(GIVEN REQUEST):
All the data should be repeated exactly. Any image in it is left out.

(EXTRACTED MATERIAL):
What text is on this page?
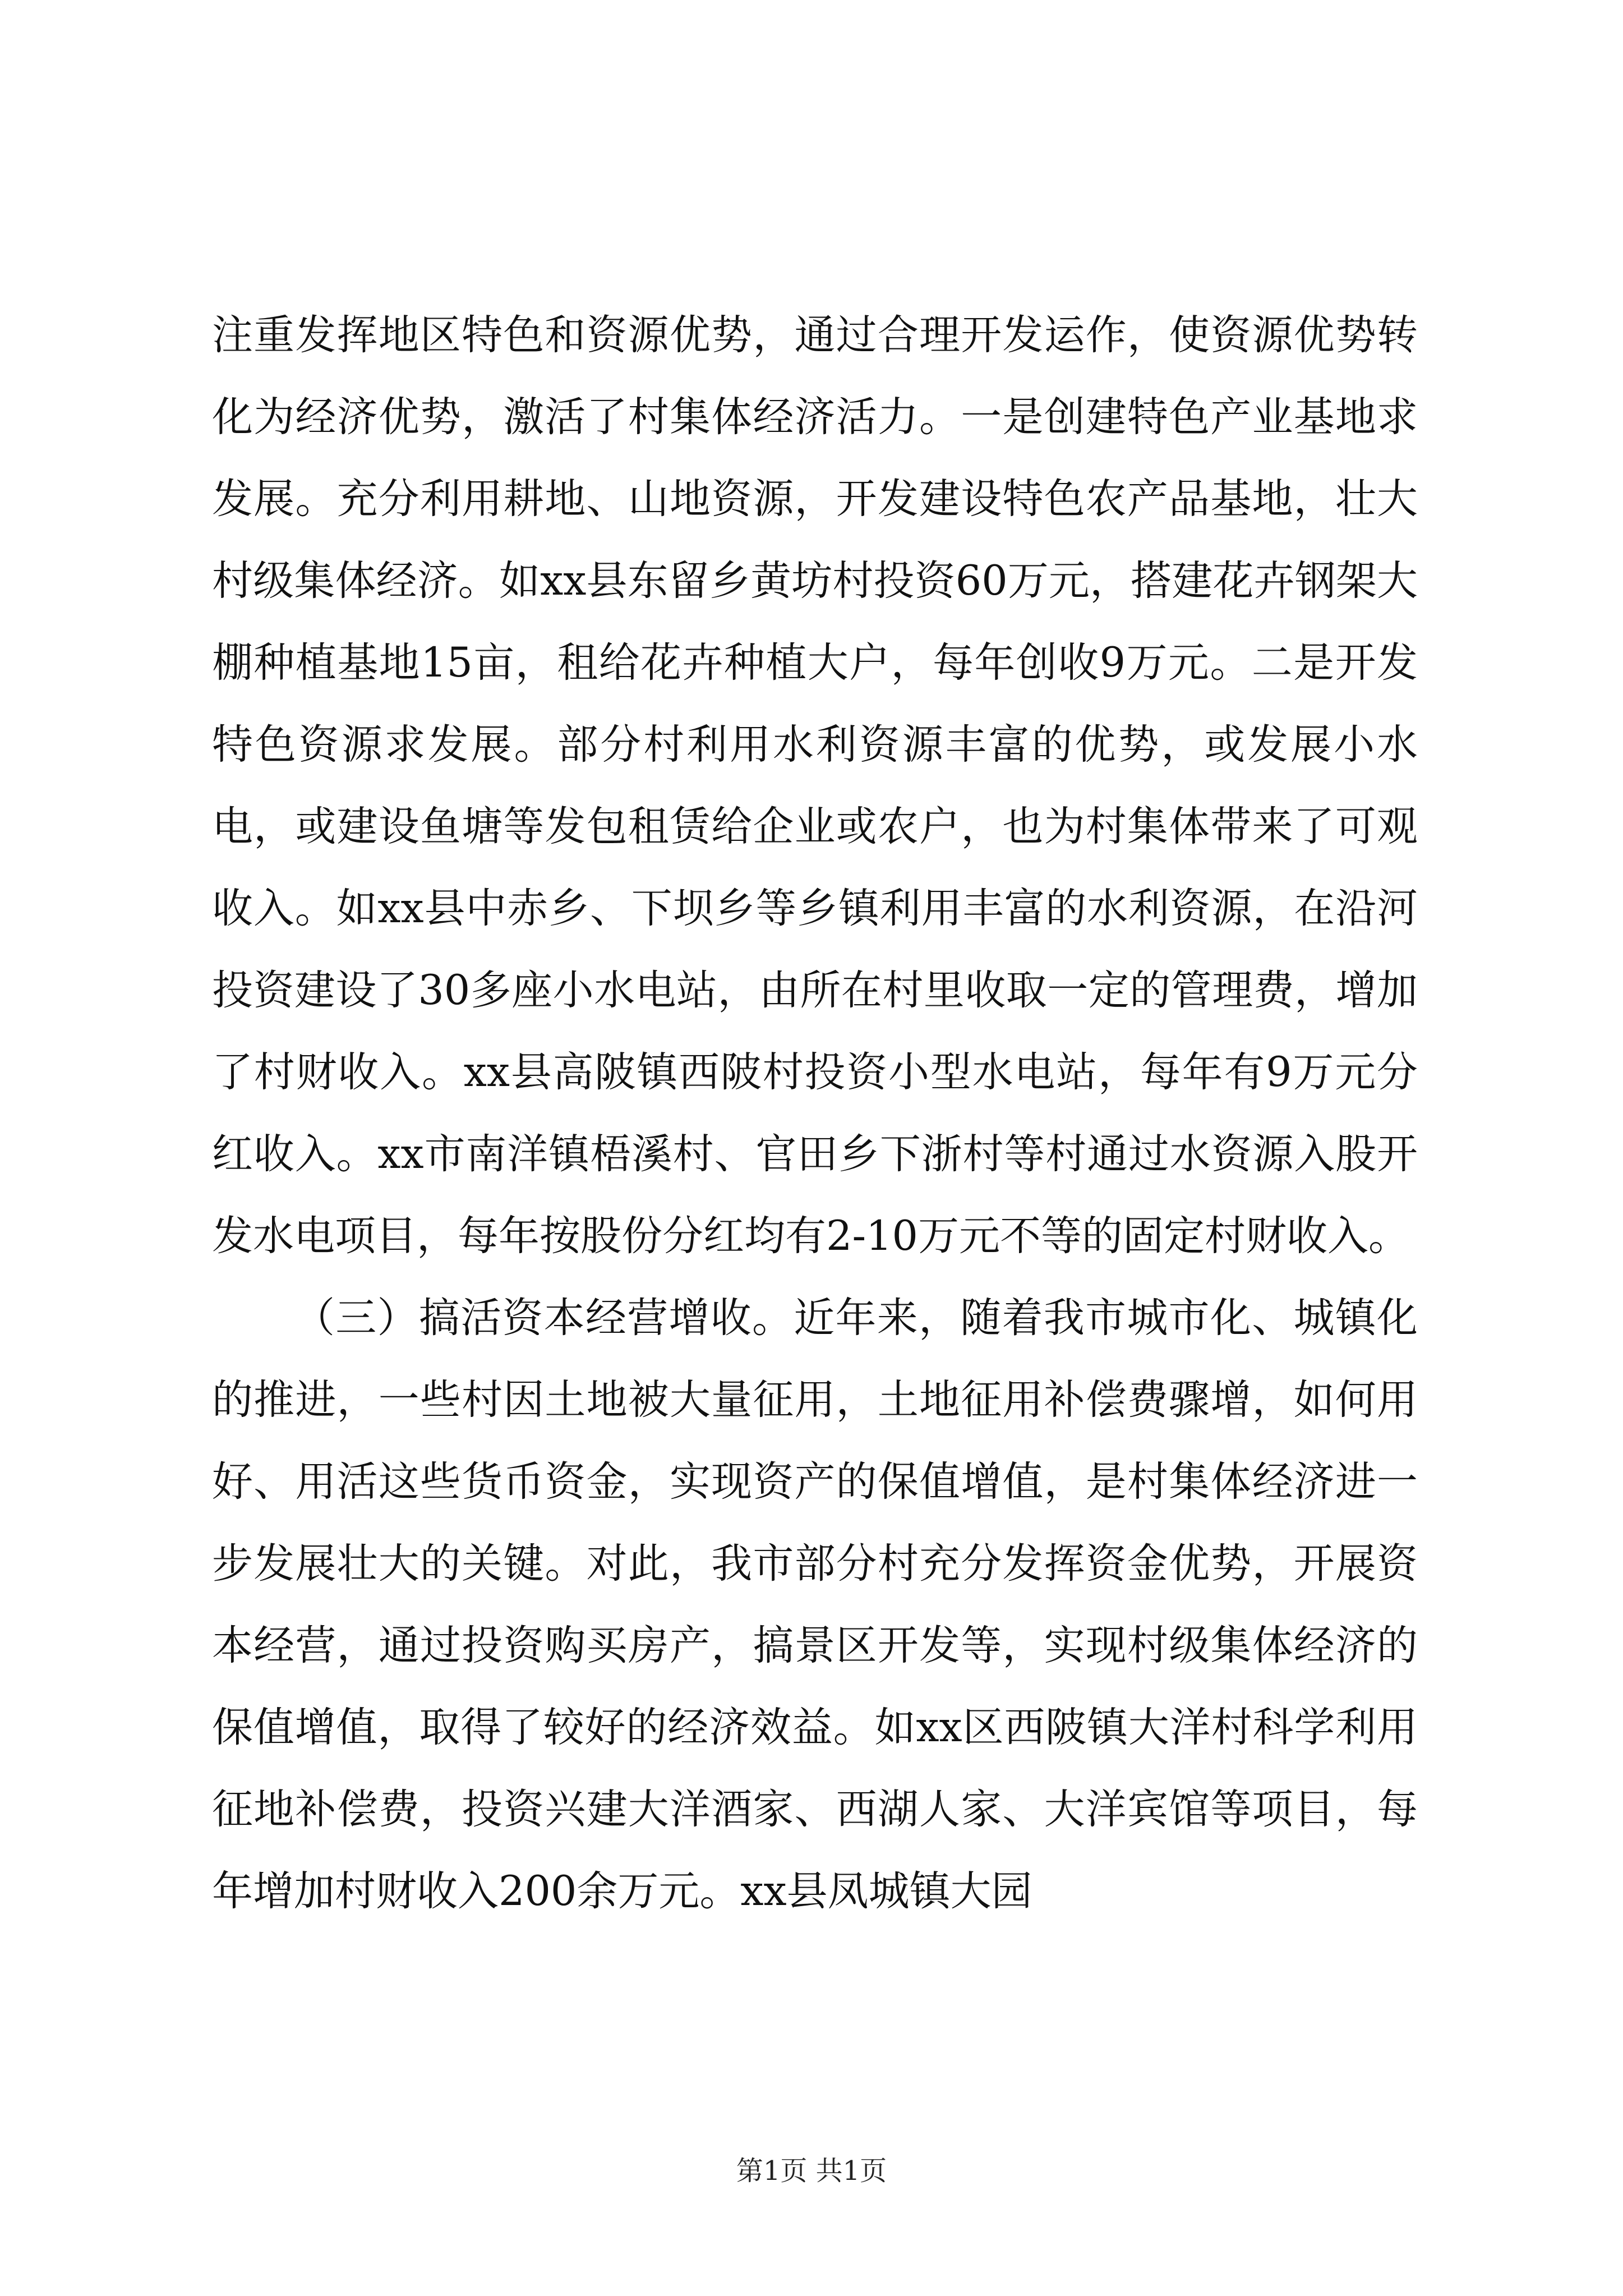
注重发挥地区特色和资源优势，通过合理开发运作，使资源优势转化为经济优势，激活了村集体经济活力。一是创建特色产业基地求发展。充分利用耕地、山地资源，开发建设特色农产品基地，壮大村级集体经济。如xx县东留乡黄坊村投资60万元，搭建花卉钢架大棚种植基地15亩，租给花卉种植大户，每年创收9万元。二是开发特色资源求发展。部分村利用水利资源丰富的优势，或发展小水电，或建设鱼塘等发包租赁给企业或农户，也为村集体带来了可观收入。如xx县中赤乡、下坝乡等乡镇利用丰富的水利资源，在沿河投资建设了30多座小水电站，由所在村里收取一定的管理费，增加了村财收入。xx县高陂镇西陂村投资小型水电站，每年有9万元分红收入。xx市南洋镇梧溪村、官田乡下浙村等村通过水资源入股开发水电项目，每年按股份分红均有2-10万元不等的固定村财收入。

（三）搞活资本经营增收。近年来，随着我市城市化、城镇化的推进，一些村因土地被大量征用，土地征用补偿费骤增，如何用好、用活这些货币资金，实现资产的保值增值，是村集体经济进一步发展壮大的关键。对此，我市部分村充分发挥资金优势，开展资本经营，通过投资购买房产，搞景区开发等，实现村级集体经济的保值增值，取得了较好的经济效益。如xx区西陂镇大洋村科学利用征地补偿费，投资兴建大洋酒家、西湖人家、大洋宾馆等项目，每年增加村财收入200余万元。xx县凤城镇大园

第1页 共1页
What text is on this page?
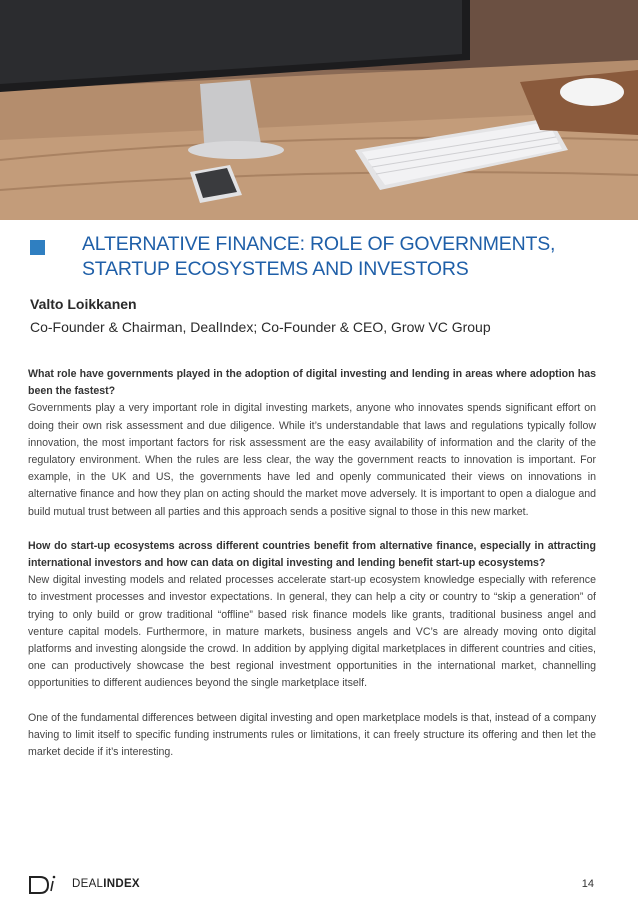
ALTERNATIVE FINANCE: ROLE OF GOVERNMENTS,
STARTUP ECOSYSTEMS AND INVESTORS
Valto Loikkanen
Co-Founder & Chairman, DealIndex; Co-Founder & CEO, Grow VC Group

What role have governments played in the adoption of digital investing and lending in areas where adoption has been the fastest?

Governments play a very important role in digital investing markets, anyone who innovates spends significant effort on doing their own risk assessment and due diligence. While it’s understandable that laws and regulations typically follow innovation, the most important factors for risk assessment are the easy availability of information and the clarity of the regulatory environment. When the rules are less clear, the way the government reacts to innovation is important. For example, in the UK and US, the governments have led and openly communicated their views on innovations in alternative finance and how they plan on acting should the market move adversely. It is important to open a dialogue and build mutual trust between all parties and this approach sends a positive signal to those in this new market.

How do start-up ecosystems across different countries benefit from alternative finance, especially in attracting international investors and how can data on digital investing and lending benefit start-up ecosystems?

New digital investing models and related processes accelerate start-up ecosystem knowledge especially with reference to investment processes and investor expectations. In general, they can help a city or country to “skip a generation” of trying to only build or grow traditional “offline” based risk finance models like grants, traditional business angel and venture capital models. Furthermore, in mature markets, business angels and VC’s are already moving onto digital platforms and investing alongside the crowd. In addition by applying digital marketplaces in different countries and cities, one can productively showcase the best regional investment opportunities in the international market, channelling opportunities to different audiences beyond the single marketplace itself.

One of the fundamental differences between digital investing and open marketplace models is that, instead of a company having to limit itself to specific funding instruments rules or limitations, it can freely structure its offering and then let the market decide if it’s interesting.

DEALINDEX	14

(TASK SOLUTION):
What text is on this page?
注重发挥地区特色和资源优势，通过合理开发运作，使资源优势转化为经济优势，激活了村集体经济活力。一是创建特色产业基地求发展。充分利用耕地、山地资源，开发建设特色农产品基地，壮大村级集体经济。如xx县东留乡黄坊村投资60万元，搭建花卉钢架大棚种植基地15亩，租给花卉种植大户，每年创收9万元。二是开发特色资源求发展。部分村利用水利资源丰富的优势，或发展小水电，或建设鱼塘等发包租赁给企业或农户，也为村集体带来了可观收入。如xx县中赤乡、下坝乡等乡镇利用丰富的水利资源，在沿河投资建设了30多座小水电站，由所在村里收取一定的管理费，增加了村财收入。xx县高陂镇西陂村投资小型水电站，每年有9万元分红收入。xx市南洋镇梧溪村、官田乡下浙村等村通过水资源入股开发水电项目，每年按股份分红均有2-10万元不等的固定村财收入。

（三）搞活资本经营增收。近年来，随着我市城市化、城镇化的推进，一些村因土地被大量征用，土地征用补偿费骤增，如何用好、用活这些货币资金，实现资产的保值增值，是村集体经济进一步发展壮大的关键。对此，我市部分村充分发挥资金优势，开展资本经营，通过投资购买房产，搞景区开发等，实现村级集体经济的保值增值，取得了较好的经济效益。如xx区西陂镇大洋村科学利用征地补偿费，投资兴建大洋酒家、西湖人家、大洋宾馆等项目，每年增加村财收入200余万元。xx县凤城镇大园

第1页 共1页
What text is on this page?
ALTERNATIVE FINANCE: ROLE OF GOVERNMENTS,
STARTUP ECOSYSTEMS AND INVESTORS
Valto Loikkanen
Co-Founder & Chairman, DealIndex; Co-Founder & CEO, Grow VC Group

What role have governments played in the adoption of digital investing and lending in areas where adoption has been the fastest?

Governments play a very important role in digital investing markets, anyone who innovates spends significant effort on doing their own risk assessment and due diligence. While it’s understandable that laws and regulations typically follow innovation, the most important factors for risk assessment are the easy availability of information and the clarity of the regulatory environment. When the rules are less clear, the way the government reacts to innovation is important. For example, in the UK and US, the governments have led and openly communicated their views on innovations in alternative finance and how they plan on acting should the market move adversely. It is important to open a dialogue and build mutual trust between all parties and this approach sends a positive signal to those in this new market.

How do start-up ecosystems across different countries benefit from alternative finance, especially in attracting international investors and how can data on digital investing and lending benefit start-up ecosystems?

New digital investing models and related processes accelerate start-up ecosystem knowledge especially with reference to investment processes and investor expectations. In general, they can help a city or country to “skip a generation” of trying to only build or grow traditional “offline” based risk finance models like grants, traditional business angel and venture capital models. Furthermore, in mature markets, business angels and VC’s are already moving onto digital platforms and investing alongside the crowd. In addition by applying digital marketplaces in different countries and cities, one can productively showcase the best regional investment opportunities in the international market, channelling opportunities to different audiences beyond the single marketplace itself.

One of the fundamental differences between digital investing and open marketplace models is that, instead of a company having to limit itself to specific funding instruments rules or limitations, it can freely structure its offering and then let the market decide if it’s interesting.

DEALINDEX	14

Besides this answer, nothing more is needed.